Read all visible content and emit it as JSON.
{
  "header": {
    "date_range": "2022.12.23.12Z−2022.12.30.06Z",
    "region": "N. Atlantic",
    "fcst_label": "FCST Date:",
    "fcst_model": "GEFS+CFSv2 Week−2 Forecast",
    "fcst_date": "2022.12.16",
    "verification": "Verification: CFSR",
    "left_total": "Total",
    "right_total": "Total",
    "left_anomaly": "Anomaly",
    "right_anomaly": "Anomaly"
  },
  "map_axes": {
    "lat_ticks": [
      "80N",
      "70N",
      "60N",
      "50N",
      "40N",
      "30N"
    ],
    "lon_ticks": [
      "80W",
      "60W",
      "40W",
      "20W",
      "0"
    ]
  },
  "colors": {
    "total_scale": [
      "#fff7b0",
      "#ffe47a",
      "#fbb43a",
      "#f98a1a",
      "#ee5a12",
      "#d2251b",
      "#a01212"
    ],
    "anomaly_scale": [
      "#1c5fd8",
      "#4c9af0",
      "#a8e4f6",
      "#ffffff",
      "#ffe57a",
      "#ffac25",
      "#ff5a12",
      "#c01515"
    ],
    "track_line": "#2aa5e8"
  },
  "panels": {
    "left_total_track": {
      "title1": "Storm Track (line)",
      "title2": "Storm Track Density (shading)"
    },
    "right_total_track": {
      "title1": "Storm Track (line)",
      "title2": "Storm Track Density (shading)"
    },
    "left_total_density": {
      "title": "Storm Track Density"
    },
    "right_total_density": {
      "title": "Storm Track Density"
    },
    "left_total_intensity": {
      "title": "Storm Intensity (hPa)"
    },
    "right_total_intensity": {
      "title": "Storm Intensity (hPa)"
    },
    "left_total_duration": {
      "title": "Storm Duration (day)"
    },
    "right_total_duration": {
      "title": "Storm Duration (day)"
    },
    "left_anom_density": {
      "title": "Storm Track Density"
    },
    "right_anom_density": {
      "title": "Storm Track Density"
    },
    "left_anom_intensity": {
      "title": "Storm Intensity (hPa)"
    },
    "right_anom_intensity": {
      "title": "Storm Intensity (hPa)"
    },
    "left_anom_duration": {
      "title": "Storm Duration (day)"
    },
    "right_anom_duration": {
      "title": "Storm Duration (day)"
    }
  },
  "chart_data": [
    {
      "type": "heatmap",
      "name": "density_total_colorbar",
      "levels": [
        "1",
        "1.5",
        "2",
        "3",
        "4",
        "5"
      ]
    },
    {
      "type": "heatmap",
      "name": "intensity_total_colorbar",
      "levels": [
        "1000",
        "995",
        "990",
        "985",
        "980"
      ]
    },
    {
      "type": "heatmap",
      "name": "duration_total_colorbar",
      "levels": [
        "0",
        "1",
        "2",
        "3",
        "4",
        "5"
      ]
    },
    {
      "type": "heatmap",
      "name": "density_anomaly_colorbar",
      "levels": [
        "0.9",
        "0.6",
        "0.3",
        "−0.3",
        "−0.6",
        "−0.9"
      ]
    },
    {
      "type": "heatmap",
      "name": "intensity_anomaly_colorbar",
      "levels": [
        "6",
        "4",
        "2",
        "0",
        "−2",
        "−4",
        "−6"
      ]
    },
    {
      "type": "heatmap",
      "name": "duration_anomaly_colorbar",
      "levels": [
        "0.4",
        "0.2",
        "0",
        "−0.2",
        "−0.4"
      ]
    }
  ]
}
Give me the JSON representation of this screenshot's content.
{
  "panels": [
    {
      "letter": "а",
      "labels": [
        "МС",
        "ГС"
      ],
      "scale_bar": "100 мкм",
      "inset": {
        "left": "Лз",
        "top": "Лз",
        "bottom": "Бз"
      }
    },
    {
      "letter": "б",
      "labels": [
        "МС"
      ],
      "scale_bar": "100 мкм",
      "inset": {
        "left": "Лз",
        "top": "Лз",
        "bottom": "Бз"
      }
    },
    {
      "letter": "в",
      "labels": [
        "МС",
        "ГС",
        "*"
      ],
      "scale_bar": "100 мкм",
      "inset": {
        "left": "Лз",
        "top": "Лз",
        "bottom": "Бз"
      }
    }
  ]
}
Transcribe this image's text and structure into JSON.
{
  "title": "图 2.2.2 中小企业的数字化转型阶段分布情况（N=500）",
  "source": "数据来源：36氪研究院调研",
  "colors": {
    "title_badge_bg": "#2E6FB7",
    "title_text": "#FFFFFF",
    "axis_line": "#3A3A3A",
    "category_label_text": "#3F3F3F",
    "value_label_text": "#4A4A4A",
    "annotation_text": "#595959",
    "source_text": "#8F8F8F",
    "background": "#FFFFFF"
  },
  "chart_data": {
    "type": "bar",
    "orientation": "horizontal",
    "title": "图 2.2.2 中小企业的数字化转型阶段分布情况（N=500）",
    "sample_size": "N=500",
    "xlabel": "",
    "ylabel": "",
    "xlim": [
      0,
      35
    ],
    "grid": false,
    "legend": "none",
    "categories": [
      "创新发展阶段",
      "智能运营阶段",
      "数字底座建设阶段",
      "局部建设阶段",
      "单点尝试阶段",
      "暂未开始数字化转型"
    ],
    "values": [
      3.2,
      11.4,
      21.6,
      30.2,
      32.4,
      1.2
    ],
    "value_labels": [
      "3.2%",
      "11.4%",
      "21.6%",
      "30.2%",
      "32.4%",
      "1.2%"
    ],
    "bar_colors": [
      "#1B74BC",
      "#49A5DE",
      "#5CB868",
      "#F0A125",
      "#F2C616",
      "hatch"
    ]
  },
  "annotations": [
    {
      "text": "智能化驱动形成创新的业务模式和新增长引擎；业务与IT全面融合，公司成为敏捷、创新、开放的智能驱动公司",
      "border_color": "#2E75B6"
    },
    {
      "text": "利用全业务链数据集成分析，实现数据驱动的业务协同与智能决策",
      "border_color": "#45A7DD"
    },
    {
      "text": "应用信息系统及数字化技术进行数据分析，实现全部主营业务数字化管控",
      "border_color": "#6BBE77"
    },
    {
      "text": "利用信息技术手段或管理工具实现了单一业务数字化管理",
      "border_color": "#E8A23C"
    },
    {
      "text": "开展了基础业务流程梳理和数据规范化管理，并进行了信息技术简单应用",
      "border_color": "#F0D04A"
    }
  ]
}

## WHAT TO DO
Copy every line of the records word for word.

## FULL RESPONSE
Read all visible content and emit it as JSON.
{
  "header": {
    "date_range": "2022.12.23.12Z−2022.12.30.06Z",
    "region": "N. Atlantic",
    "fcst_label": "FCST Date:",
    "fcst_model": "GEFS+CFSv2 Week−2 Forecast",
    "fcst_date": "2022.12.16",
    "verification": "Verification: CFSR",
    "left_total": "Total",
    "right_total": "Total",
    "left_anomaly": "Anomaly",
    "right_anomaly": "Anomaly"
  },
  "map_axes": {
    "lat_ticks": [
      "80N",
      "70N",
      "60N",
      "50N",
      "40N",
      "30N"
    ],
    "lon_ticks": [
      "80W",
      "60W",
      "40W",
      "20W",
      "0"
    ]
  },
  "colors": {
    "total_scale": [
      "#fff7b0",
      "#ffe47a",
      "#fbb43a",
      "#f98a1a",
      "#ee5a12",
      "#d2251b",
      "#a01212"
    ],
    "anomaly_scale": [
      "#1c5fd8",
      "#4c9af0",
      "#a8e4f6",
      "#ffffff",
      "#ffe57a",
      "#ffac25",
      "#ff5a12",
      "#c01515"
    ],
    "track_line": "#2aa5e8"
  },
  "panels": {
    "left_total_track": {
      "title1": "Storm Track (line)",
      "title2": "Storm Track Density (shading)"
    },
    "right_total_track": {
      "title1": "Storm Track (line)",
      "title2": "Storm Track Density (shading)"
    },
    "left_total_density": {
      "title": "Storm Track Density"
    },
    "right_total_density": {
      "title": "Storm Track Density"
    },
    "left_total_intensity": {
      "title": "Storm Intensity (hPa)"
    },
    "right_total_intensity": {
      "title": "Storm Intensity (hPa)"
    },
    "left_total_duration": {
      "title": "Storm Duration (day)"
    },
    "right_total_duration": {
      "title": "Storm Duration (day)"
    },
    "left_anom_density": {
      "title": "Storm Track Density"
    },
    "right_anom_density": {
      "title": "Storm Track Density"
    },
    "left_anom_intensity": {
      "title": "Storm Intensity (hPa)"
    },
    "right_anom_intensity": {
      "title": "Storm Intensity (hPa)"
    },
    "left_anom_duration": {
      "title": "Storm Duration (day)"
    },
    "right_anom_duration": {
      "title": "Storm Duration (day)"
    }
  },
  "chart_data": [
    {
      "type": "heatmap",
      "name": "density_total_colorbar",
      "levels": [
        "1",
        "1.5",
        "2",
        "3",
        "4",
        "5"
      ]
    },
    {
      "type": "heatmap",
      "name": "intensity_total_colorbar",
      "levels": [
        "1000",
        "995",
        "990",
        "985",
        "980"
      ]
    },
    {
      "type": "heatmap",
      "name": "duration_total_colorbar",
      "levels": [
        "0",
        "1",
        "2",
        "3",
        "4",
        "5"
      ]
    },
    {
      "type": "heatmap",
      "name": "density_anomaly_colorbar",
      "levels": [
        "0.9",
        "0.6",
        "0.3",
        "−0.3",
        "−0.6",
        "−0.9"
      ]
    },
    {
      "type": "heatmap",
      "name": "intensity_anomaly_colorbar",
      "levels": [
        "6",
        "4",
        "2",
        "0",
        "−2",
        "−4",
        "−6"
      ]
    },
    {
      "type": "heatmap",
      "name": "duration_anomaly_colorbar",
      "levels": [
        "0.4",
        "0.2",
        "0",
        "−0.2",
        "−0.4"
      ]
    }
  ]
}
Give me the JSON representation of this screenshot's content.
{
  "panels": [
    {
      "letter": "а",
      "labels": [
        "МС",
        "ГС"
      ],
      "scale_bar": "100 мкм",
      "inset": {
        "left": "Лз",
        "top": "Лз",
        "bottom": "Бз"
      }
    },
    {
      "letter": "б",
      "labels": [
        "МС"
      ],
      "scale_bar": "100 мкм",
      "inset": {
        "left": "Лз",
        "top": "Лз",
        "bottom": "Бз"
      }
    },
    {
      "letter": "в",
      "labels": [
        "МС",
        "ГС",
        "*"
      ],
      "scale_bar": "100 мкм",
      "inset": {
        "left": "Лз",
        "top": "Лз",
        "bottom": "Бз"
      }
    }
  ]
}
Transcribe this image's text and structure into JSON.
{
  "title": "图 2.2.2 中小企业的数字化转型阶段分布情况（N=500）",
  "source": "数据来源：36氪研究院调研",
  "colors": {
    "title_badge_bg": "#2E6FB7",
    "title_text": "#FFFFFF",
    "axis_line": "#3A3A3A",
    "category_label_text": "#3F3F3F",
    "value_label_text": "#4A4A4A",
    "annotation_text": "#595959",
    "source_text": "#8F8F8F",
    "background": "#FFFFFF"
  },
  "chart_data": {
    "type": "bar",
    "orientation": "horizontal",
    "title": "图 2.2.2 中小企业的数字化转型阶段分布情况（N=500）",
    "sample_size": "N=500",
    "xlabel": "",
    "ylabel": "",
    "xlim": [
      0,
      35
    ],
    "grid": false,
    "legend": "none",
    "categories": [
      "创新发展阶段",
      "智能运营阶段",
      "数字底座建设阶段",
      "局部建设阶段",
      "单点尝试阶段",
      "暂未开始数字化转型"
    ],
    "values": [
      3.2,
      11.4,
      21.6,
      30.2,
      32.4,
      1.2
    ],
    "value_labels": [
      "3.2%",
      "11.4%",
      "21.6%",
      "30.2%",
      "32.4%",
      "1.2%"
    ],
    "bar_colors": [
      "#1B74BC",
      "#49A5DE",
      "#5CB868",
      "#F0A125",
      "#F2C616",
      "hatch"
    ]
  },
  "annotations": [
    {
      "text": "智能化驱动形成创新的业务模式和新增长引擎；业务与IT全面融合，公司成为敏捷、创新、开放的智能驱动公司",
      "border_color": "#2E75B6"
    },
    {
      "text": "利用全业务链数据集成分析，实现数据驱动的业务协同与智能决策",
      "border_color": "#45A7DD"
    },
    {
      "text": "应用信息系统及数字化技术进行数据分析，实现全部主营业务数字化管控",
      "border_color": "#6BBE77"
    },
    {
      "text": "利用信息技术手段或管理工具实现了单一业务数字化管理",
      "border_color": "#E8A23C"
    },
    {
      "text": "开展了基础业务流程梳理和数据规范化管理，并进行了信息技术简单应用",
      "border_color": "#F0D04A"
    }
  ]
}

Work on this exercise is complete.